*TASK OBJECTIVE*: Copy out all lines with the word "Scale" in them.

— BEGIN RECORDS SUPPLIED —

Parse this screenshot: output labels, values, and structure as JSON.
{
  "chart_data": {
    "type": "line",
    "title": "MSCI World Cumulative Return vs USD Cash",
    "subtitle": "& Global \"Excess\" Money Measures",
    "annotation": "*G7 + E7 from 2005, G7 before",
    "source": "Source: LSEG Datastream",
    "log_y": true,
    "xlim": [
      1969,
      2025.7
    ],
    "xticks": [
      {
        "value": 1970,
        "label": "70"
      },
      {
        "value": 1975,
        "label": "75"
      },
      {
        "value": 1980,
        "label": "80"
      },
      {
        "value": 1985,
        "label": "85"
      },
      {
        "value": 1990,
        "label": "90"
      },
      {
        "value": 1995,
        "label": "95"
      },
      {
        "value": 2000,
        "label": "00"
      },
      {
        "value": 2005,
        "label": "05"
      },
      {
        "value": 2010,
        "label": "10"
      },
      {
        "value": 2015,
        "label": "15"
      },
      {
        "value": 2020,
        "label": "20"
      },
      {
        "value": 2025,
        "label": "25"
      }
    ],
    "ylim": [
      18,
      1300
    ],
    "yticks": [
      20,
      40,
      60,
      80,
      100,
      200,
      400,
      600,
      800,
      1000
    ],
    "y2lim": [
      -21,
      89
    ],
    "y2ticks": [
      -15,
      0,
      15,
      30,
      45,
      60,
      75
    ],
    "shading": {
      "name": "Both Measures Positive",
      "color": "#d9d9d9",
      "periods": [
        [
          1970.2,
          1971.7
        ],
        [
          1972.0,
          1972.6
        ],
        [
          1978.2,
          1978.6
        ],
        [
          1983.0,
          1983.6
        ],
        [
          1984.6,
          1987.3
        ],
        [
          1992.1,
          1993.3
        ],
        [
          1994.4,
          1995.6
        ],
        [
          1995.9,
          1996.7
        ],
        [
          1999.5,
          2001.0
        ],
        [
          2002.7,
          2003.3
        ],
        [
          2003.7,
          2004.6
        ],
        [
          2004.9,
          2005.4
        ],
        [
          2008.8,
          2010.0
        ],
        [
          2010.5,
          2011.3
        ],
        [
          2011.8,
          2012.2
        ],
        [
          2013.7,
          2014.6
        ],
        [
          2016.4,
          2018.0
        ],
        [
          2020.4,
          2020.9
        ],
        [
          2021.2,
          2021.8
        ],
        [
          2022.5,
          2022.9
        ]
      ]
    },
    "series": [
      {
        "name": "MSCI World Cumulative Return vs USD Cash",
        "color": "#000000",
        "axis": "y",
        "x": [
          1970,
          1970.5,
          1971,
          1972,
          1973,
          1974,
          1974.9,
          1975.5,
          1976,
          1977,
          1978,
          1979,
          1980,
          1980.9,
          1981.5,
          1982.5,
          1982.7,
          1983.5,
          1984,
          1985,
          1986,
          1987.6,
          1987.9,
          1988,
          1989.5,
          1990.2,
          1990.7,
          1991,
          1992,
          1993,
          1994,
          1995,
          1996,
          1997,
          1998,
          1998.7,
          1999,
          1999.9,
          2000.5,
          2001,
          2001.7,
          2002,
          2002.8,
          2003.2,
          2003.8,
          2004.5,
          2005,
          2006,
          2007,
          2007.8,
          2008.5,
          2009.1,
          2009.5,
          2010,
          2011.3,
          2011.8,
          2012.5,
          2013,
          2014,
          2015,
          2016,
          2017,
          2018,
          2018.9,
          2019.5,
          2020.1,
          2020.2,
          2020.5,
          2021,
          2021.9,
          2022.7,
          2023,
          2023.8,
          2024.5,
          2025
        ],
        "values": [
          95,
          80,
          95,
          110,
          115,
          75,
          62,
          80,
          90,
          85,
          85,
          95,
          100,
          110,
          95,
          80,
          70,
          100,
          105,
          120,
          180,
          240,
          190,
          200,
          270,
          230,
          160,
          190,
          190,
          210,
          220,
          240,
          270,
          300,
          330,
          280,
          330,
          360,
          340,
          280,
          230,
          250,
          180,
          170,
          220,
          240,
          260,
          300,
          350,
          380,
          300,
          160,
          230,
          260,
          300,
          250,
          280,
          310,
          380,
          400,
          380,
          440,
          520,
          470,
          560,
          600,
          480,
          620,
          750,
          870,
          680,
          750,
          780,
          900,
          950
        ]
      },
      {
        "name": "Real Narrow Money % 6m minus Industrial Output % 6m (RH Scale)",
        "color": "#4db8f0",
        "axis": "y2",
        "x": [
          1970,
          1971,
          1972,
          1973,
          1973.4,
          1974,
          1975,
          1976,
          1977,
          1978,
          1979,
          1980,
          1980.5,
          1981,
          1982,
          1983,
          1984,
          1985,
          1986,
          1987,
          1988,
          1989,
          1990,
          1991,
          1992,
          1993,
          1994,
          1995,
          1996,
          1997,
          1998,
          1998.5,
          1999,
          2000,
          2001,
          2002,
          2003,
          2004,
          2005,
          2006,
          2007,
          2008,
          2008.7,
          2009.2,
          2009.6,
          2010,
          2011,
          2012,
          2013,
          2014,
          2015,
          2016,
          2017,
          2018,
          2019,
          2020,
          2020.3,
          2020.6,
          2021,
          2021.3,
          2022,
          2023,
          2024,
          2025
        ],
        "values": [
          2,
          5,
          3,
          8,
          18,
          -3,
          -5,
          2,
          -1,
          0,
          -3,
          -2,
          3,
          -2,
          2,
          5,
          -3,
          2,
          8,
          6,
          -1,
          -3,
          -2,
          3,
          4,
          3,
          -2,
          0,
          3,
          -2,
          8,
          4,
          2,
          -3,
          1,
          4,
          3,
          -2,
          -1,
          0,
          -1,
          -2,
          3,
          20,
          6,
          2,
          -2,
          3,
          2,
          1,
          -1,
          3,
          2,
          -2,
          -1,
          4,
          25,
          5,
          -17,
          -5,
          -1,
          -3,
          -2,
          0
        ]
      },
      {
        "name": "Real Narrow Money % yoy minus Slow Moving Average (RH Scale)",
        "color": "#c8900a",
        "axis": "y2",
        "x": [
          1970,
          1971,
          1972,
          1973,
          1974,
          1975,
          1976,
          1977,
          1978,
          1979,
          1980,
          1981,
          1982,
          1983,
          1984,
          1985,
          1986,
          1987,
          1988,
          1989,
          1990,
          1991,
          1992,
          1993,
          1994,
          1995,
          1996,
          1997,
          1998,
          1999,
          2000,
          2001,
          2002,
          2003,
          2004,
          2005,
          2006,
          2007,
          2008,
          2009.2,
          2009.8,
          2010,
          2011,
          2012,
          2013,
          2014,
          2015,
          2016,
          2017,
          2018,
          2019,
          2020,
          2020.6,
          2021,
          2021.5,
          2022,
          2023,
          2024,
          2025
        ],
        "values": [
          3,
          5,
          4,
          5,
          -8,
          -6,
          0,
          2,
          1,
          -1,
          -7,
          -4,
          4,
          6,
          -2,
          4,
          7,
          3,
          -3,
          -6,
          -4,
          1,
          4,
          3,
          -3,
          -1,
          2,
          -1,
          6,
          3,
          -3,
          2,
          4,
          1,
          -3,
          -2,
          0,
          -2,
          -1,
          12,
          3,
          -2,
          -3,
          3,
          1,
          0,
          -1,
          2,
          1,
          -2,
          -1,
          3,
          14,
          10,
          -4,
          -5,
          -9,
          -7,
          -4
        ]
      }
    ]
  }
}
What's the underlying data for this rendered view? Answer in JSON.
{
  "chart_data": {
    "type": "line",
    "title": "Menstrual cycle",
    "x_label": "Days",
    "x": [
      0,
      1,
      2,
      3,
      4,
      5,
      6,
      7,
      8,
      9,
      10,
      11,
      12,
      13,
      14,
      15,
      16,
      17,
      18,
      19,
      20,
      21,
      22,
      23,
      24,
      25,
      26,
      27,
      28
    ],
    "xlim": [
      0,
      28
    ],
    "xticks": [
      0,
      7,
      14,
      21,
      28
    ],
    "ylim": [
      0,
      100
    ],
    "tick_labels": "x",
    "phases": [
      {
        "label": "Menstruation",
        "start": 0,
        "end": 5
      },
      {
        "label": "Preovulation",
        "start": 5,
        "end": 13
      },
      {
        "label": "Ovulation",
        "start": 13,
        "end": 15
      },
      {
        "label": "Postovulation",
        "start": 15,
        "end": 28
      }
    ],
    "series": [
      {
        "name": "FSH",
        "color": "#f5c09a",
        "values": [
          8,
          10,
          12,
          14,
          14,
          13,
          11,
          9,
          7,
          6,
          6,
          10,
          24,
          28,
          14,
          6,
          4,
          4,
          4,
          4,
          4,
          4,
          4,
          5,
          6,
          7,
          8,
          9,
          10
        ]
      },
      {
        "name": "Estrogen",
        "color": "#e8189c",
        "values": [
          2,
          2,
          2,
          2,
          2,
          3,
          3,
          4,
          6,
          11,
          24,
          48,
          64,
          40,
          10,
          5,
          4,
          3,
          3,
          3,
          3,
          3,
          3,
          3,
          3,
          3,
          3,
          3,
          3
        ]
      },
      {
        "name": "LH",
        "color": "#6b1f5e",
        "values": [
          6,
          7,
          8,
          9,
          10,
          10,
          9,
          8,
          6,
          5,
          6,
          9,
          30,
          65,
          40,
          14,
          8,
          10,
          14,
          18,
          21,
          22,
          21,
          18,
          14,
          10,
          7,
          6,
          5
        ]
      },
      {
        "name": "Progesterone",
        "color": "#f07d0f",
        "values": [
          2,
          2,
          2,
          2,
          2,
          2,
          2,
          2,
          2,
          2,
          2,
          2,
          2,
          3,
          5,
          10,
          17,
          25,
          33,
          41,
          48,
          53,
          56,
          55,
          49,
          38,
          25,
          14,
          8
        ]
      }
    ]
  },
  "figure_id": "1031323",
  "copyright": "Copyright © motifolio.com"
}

— END RECORDS SUPPLIED —

*THE REPLY*:
        "name": "Real Narrow Money % 6m minus Industrial Output % 6m (RH Scale)",
        "name": "Real Narrow Money % yoy minus Slow Moving Average (RH Scale)",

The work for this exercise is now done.